> [Directions]: Exclude the pictures, then copy all remaining records exactly.

Data extracted from a collection
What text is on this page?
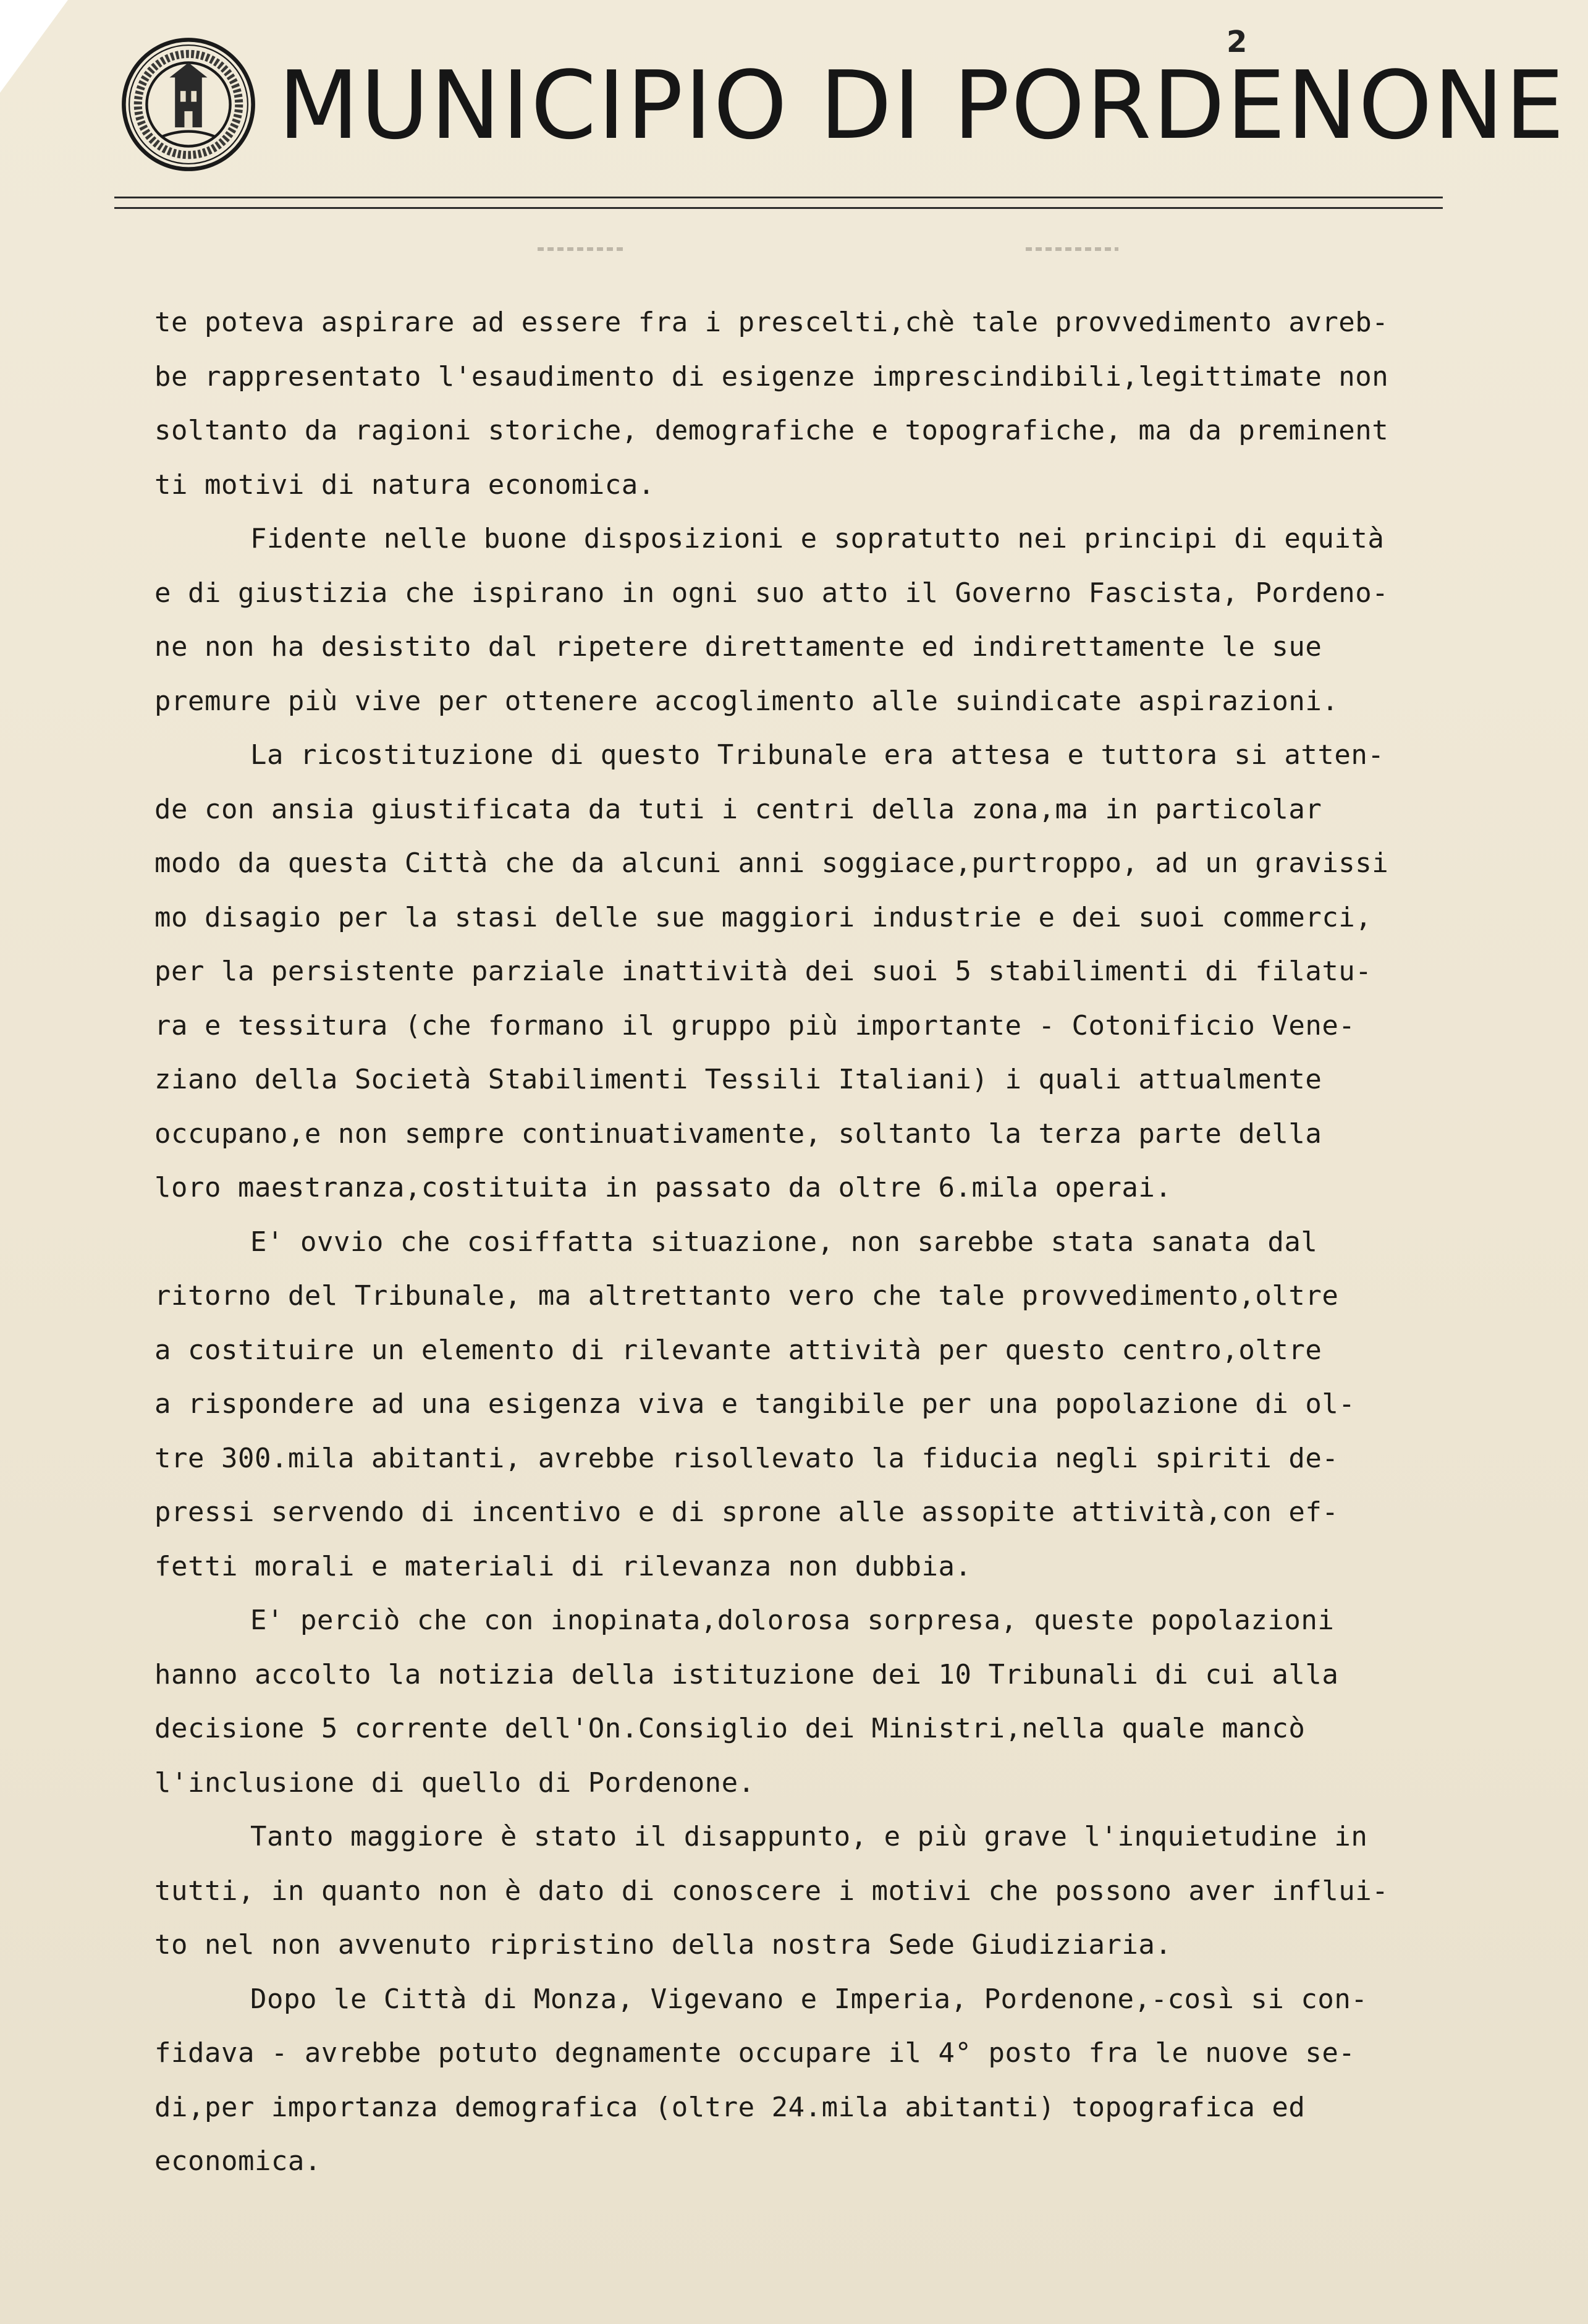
2
MUNICIPIO DI PORDENONE
te poteva aspirare ad essere fra i prescelti,chè tale provvedimento avreb-
be rappresentato l'esaudimento di esigenze imprescindibili,legittimate non
soltanto da ragioni storiche, demografiche e topografiche, ma da preminent
ti motivi di natura economica.
Fidente nelle buone disposizioni e sopratutto nei principi di equità
e di giustizia che ispirano in ogni suo atto il Governo Fascista, Pordeno-
ne non ha desistito dal ripetere direttamente ed indirettamente le sue
premure più vive per ottenere accoglimento alle suindicate aspirazioni.
La ricostituzione di questo Tribunale era attesa e tuttora si atten-
de con ansia giustificata da tuti i centri della zona,ma in particolar
modo da questa Città che da alcuni anni soggiace,purtroppo, ad un gravissi
mo disagio per la stasi delle sue maggiori industrie e dei suoi commerci,
per la persistente parziale inattività dei suoi 5 stabilimenti di filatu-
ra e tessitura (che formano il gruppo più importante - Cotonificio Vene-
ziano della Società Stabilimenti Tessili Italiani) i quali attualmente
occupano,e non sempre continuativamente, soltanto la terza parte della
loro maestranza,costituita in passato da oltre 6.mila operai.
E' ovvio che cosiffatta situazione, non sarebbe stata sanata dal
ritorno del Tribunale, ma altrettanto vero che tale provvedimento,oltre
a costituire un elemento di rilevante attività per questo centro,oltre
a rispondere ad una esigenza viva e tangibile per una popolazione di ol-
tre 300.mila abitanti, avrebbe risollevato la fiducia negli spiriti de-
pressi servendo di incentivo e di sprone alle assopite attività,con ef-
fetti morali e materiali di rilevanza non dubbia.
E' perciò che con inopinata,dolorosa sorpresa, queste popolazioni
hanno accolto la notizia della istituzione dei 10 Tribunali di cui alla
decisione 5 corrente dell'On.Consiglio dei Ministri,nella quale mancò
l'inclusione di quello di Pordenone.
Tanto maggiore è stato il disappunto, e più grave l'inquietudine in
tutti, in quanto non è dato di conoscere i motivi che possono aver influi-
to nel non avvenuto ripristino della nostra Sede Giudiziaria.
Dopo le Città di Monza, Vigevano e Imperia, Pordenone,-così si con-
fidava - avrebbe potuto degnamente occupare il 4° posto fra le nuove se-
di,per importanza demografica (oltre 24.mila abitanti) topografica ed
economica.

> [Response to this task]:
What text is on this page?
2
MUNICIPIO DI PORDENONE
te poteva aspirare ad essere fra i prescelti,chè tale provvedimento avreb-
be rappresentato l'esaudimento di esigenze imprescindibili,legittimate non
soltanto da ragioni storiche, demografiche e topografiche, ma da preminent
ti motivi di natura economica.
Fidente nelle buone disposizioni e sopratutto nei principi di equità
e di giustizia che ispirano in ogni suo atto il Governo Fascista, Pordeno-
ne non ha desistito dal ripetere direttamente ed indirettamente le sue
premure più vive per ottenere accoglimento alle suindicate aspirazioni.
La ricostituzione di questo Tribunale era attesa e tuttora si atten-
de con ansia giustificata da tuti i centri della zona,ma in particolar
modo da questa Città che da alcuni anni soggiace,purtroppo, ad un gravissi
mo disagio per la stasi delle sue maggiori industrie e dei suoi commerci,
per la persistente parziale inattività dei suoi 5 stabilimenti di filatu-
ra e tessitura (che formano il gruppo più importante - Cotonificio Vene-
ziano della Società Stabilimenti Tessili Italiani) i quali attualmente
occupano,e non sempre continuativamente, soltanto la terza parte della
loro maestranza,costituita in passato da oltre 6.mila operai.
E' ovvio che cosiffatta situazione, non sarebbe stata sanata dal
ritorno del Tribunale, ma altrettanto vero che tale provvedimento,oltre
a costituire un elemento di rilevante attività per questo centro,oltre
a rispondere ad una esigenza viva e tangibile per una popolazione di ol-
tre 300.mila abitanti, avrebbe risollevato la fiducia negli spiriti de-
pressi servendo di incentivo e di sprone alle assopite attività,con ef-
fetti morali e materiali di rilevanza non dubbia.
E' perciò che con inopinata,dolorosa sorpresa, queste popolazioni
hanno accolto la notizia della istituzione dei 10 Tribunali di cui alla
decisione 5 corrente dell'On.Consiglio dei Ministri,nella quale mancò
l'inclusione di quello di Pordenone.
Tanto maggiore è stato il disappunto, e più grave l'inquietudine in
tutti, in quanto non è dato di conoscere i motivi che possono aver influi-
to nel non avvenuto ripristino della nostra Sede Giudiziaria.
Dopo le Città di Monza, Vigevano e Imperia, Pordenone,-così si con-
fidava - avrebbe potuto degnamente occupare il 4° posto fra le nuove se-
di,per importanza demografica (oltre 24.mila abitanti) topografica ed
economica.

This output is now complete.